Aim ▸ Below are the records; pull every line that includes "UpperLettersRatioInBody".

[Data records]
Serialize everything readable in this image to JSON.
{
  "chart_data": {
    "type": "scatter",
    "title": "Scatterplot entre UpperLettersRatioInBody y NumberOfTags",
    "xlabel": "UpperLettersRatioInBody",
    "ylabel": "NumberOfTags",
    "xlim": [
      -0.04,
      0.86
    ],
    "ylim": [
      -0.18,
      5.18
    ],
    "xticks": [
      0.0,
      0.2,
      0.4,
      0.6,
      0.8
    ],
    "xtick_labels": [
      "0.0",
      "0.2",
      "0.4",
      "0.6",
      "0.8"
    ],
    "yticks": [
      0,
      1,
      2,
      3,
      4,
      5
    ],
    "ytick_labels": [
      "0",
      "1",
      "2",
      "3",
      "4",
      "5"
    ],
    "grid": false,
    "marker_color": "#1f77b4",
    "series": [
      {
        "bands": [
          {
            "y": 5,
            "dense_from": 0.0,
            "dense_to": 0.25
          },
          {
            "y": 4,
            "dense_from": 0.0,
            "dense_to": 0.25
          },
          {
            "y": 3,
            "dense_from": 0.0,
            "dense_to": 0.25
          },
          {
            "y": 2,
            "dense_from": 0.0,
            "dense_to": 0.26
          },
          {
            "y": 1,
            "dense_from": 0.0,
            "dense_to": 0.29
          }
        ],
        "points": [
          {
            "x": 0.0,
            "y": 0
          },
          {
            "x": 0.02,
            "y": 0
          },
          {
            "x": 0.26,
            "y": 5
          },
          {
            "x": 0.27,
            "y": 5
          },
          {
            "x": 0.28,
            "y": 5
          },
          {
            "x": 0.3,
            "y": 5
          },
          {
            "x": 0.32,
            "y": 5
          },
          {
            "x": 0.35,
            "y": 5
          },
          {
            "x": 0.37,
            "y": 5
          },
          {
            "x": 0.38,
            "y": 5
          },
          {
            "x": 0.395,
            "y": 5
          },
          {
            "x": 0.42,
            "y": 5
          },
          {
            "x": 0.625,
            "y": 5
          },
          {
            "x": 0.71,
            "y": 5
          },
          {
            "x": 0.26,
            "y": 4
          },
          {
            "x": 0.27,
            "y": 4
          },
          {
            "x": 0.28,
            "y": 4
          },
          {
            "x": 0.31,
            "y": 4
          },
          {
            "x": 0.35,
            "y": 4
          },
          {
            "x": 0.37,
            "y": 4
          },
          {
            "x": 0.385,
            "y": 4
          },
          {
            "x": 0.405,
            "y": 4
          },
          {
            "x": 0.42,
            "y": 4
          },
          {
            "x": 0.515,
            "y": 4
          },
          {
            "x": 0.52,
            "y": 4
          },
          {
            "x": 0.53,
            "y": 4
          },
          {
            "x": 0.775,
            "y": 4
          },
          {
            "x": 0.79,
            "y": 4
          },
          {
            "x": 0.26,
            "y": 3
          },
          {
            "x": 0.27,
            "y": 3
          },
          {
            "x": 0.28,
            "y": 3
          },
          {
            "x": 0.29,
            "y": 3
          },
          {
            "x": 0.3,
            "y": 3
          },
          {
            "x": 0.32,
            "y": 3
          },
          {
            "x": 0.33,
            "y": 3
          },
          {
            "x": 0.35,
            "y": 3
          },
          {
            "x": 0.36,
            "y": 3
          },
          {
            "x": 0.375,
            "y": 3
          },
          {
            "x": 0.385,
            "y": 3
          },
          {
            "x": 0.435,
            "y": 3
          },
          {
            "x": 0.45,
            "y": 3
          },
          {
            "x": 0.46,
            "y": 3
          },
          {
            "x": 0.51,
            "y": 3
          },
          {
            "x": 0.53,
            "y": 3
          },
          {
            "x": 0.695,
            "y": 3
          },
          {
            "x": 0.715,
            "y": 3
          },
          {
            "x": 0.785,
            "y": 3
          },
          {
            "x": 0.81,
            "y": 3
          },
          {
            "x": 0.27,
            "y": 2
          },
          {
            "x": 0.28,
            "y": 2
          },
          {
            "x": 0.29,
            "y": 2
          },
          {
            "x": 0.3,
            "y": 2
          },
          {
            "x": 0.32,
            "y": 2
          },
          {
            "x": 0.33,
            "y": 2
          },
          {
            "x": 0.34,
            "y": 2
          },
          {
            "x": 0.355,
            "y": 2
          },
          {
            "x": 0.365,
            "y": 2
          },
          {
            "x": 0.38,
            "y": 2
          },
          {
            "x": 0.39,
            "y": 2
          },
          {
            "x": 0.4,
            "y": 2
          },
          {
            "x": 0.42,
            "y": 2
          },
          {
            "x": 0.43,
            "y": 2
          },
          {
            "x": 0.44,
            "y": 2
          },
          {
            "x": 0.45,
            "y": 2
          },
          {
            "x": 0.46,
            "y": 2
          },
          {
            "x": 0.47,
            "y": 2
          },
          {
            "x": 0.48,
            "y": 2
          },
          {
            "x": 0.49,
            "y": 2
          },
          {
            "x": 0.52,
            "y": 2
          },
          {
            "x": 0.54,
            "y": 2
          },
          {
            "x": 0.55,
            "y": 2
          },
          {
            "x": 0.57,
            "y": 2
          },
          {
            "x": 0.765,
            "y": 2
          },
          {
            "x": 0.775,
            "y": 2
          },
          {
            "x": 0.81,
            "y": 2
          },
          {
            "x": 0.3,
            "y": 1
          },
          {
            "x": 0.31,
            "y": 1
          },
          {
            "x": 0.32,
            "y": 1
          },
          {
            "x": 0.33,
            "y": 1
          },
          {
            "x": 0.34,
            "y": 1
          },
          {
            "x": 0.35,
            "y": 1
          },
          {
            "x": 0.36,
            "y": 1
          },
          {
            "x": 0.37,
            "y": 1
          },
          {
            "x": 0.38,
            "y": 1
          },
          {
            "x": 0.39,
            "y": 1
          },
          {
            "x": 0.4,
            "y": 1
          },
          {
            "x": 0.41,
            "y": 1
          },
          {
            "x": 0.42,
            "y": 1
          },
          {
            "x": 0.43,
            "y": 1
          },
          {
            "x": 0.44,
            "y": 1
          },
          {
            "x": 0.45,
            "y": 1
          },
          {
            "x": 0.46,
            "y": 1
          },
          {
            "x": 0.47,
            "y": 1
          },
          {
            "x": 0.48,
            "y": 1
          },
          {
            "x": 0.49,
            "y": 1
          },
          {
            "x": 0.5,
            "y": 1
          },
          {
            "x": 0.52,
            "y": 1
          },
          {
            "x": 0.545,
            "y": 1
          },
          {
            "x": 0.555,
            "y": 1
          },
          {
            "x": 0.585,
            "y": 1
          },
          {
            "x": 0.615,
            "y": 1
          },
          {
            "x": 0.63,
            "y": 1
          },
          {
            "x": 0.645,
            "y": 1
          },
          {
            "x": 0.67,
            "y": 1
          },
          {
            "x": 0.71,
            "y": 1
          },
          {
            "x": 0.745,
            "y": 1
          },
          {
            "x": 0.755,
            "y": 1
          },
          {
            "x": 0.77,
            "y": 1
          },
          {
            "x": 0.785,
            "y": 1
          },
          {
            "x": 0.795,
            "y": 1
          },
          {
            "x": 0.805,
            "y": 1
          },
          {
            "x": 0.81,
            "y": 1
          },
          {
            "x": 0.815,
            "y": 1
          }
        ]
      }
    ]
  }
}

Expected answer ▸
    "title": "Scatterplot entre UpperLettersRatioInBody y NumberOfTags",
    "xlabel": "UpperLettersRatioInBody",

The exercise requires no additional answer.